Every line below is to be quoted exactly, with nothing added or dropped.

◆ ◆ ◆ ◆

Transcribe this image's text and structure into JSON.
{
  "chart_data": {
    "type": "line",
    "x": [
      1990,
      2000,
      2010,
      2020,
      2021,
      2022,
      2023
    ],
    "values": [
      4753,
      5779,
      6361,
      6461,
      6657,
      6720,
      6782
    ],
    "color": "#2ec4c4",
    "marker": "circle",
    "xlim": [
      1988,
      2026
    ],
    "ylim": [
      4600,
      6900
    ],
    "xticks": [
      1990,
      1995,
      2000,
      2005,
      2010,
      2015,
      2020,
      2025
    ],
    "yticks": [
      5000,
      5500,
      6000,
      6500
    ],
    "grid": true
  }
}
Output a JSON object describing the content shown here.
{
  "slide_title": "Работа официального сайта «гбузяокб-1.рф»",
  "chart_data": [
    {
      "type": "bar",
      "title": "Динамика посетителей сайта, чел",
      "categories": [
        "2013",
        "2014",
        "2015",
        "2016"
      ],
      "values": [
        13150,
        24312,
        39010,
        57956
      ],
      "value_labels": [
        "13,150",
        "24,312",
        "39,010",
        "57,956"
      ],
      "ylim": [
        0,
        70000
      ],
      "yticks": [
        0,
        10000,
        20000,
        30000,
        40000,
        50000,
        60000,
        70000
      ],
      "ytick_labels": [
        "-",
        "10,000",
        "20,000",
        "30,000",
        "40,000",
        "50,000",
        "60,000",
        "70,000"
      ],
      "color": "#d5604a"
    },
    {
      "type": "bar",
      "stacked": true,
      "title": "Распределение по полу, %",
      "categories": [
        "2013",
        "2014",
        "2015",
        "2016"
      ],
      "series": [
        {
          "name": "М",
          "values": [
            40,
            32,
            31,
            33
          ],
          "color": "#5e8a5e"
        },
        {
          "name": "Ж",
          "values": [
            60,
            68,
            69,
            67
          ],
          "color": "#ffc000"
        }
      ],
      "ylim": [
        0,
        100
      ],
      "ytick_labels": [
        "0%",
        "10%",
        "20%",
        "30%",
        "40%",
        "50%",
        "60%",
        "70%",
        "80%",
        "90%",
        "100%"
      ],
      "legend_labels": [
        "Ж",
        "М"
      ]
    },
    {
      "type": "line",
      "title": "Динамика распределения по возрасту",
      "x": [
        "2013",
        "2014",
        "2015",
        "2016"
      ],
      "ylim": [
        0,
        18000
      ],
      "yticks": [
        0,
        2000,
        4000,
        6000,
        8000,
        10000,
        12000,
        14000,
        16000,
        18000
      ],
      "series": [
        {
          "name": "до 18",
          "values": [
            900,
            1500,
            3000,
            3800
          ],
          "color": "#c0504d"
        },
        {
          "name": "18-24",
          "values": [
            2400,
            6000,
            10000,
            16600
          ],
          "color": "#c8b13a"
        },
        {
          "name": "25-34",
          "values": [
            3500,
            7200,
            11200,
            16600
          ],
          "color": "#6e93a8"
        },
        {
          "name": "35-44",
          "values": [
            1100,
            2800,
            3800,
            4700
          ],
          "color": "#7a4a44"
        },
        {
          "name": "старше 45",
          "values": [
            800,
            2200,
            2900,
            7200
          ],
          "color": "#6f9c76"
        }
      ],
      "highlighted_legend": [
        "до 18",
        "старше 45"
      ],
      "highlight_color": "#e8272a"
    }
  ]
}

◆ ◆ ◆ ◆

**Final answer**
Transcribe this image's text and structure into JSON.
{
  "chart_data": {
    "type": "line",
    "x": [
      1990,
      2000,
      2010,
      2020,
      2021,
      2022,
      2023
    ],
    "values": [
      4753,
      5779,
      6361,
      6461,
      6657,
      6720,
      6782
    ],
    "color": "#2ec4c4",
    "marker": "circle",
    "xlim": [
      1988,
      2026
    ],
    "ylim": [
      4600,
      6900
    ],
    "xticks": [
      1990,
      1995,
      2000,
      2005,
      2010,
      2015,
      2020,
      2025
    ],
    "yticks": [
      5000,
      5500,
      6000,
      6500
    ],
    "grid": true
  }
}
Output a JSON object describing the content shown here.
{
  "slide_title": "Работа официального сайта «гбузяокб-1.рф»",
  "chart_data": [
    {
      "type": "bar",
      "title": "Динамика посетителей сайта, чел",
      "categories": [
        "2013",
        "2014",
        "2015",
        "2016"
      ],
      "values": [
        13150,
        24312,
        39010,
        57956
      ],
      "value_labels": [
        "13,150",
        "24,312",
        "39,010",
        "57,956"
      ],
      "ylim": [
        0,
        70000
      ],
      "yticks": [
        0,
        10000,
        20000,
        30000,
        40000,
        50000,
        60000,
        70000
      ],
      "ytick_labels": [
        "-",
        "10,000",
        "20,000",
        "30,000",
        "40,000",
        "50,000",
        "60,000",
        "70,000"
      ],
      "color": "#d5604a"
    },
    {
      "type": "bar",
      "stacked": true,
      "title": "Распределение по полу, %",
      "categories": [
        "2013",
        "2014",
        "2015",
        "2016"
      ],
      "series": [
        {
          "name": "М",
          "values": [
            40,
            32,
            31,
            33
          ],
          "color": "#5e8a5e"
        },
        {
          "name": "Ж",
          "values": [
            60,
            68,
            69,
            67
          ],
          "color": "#ffc000"
        }
      ],
      "ylim": [
        0,
        100
      ],
      "ytick_labels": [
        "0%",
        "10%",
        "20%",
        "30%",
        "40%",
        "50%",
        "60%",
        "70%",
        "80%",
        "90%",
        "100%"
      ],
      "legend_labels": [
        "Ж",
        "М"
      ]
    },
    {
      "type": "line",
      "title": "Динамика распределения по возрасту",
      "x": [
        "2013",
        "2014",
        "2015",
        "2016"
      ],
      "ylim": [
        0,
        18000
      ],
      "yticks": [
        0,
        2000,
        4000,
        6000,
        8000,
        10000,
        12000,
        14000,
        16000,
        18000
      ],
      "series": [
        {
          "name": "до 18",
          "values": [
            900,
            1500,
            3000,
            3800
          ],
          "color": "#c0504d"
        },
        {
          "name": "18-24",
          "values": [
            2400,
            6000,
            10000,
            16600
          ],
          "color": "#c8b13a"
        },
        {
          "name": "25-34",
          "values": [
            3500,
            7200,
            11200,
            16600
          ],
          "color": "#6e93a8"
        },
        {
          "name": "35-44",
          "values": [
            1100,
            2800,
            3800,
            4700
          ],
          "color": "#7a4a44"
        },
        {
          "name": "старше 45",
          "values": [
            800,
            2200,
            2900,
            7200
          ],
          "color": "#6f9c76"
        }
      ],
      "highlighted_legend": [
        "до 18",
        "старше 45"
      ],
      "highlight_color": "#e8272a"
    }
  ]
}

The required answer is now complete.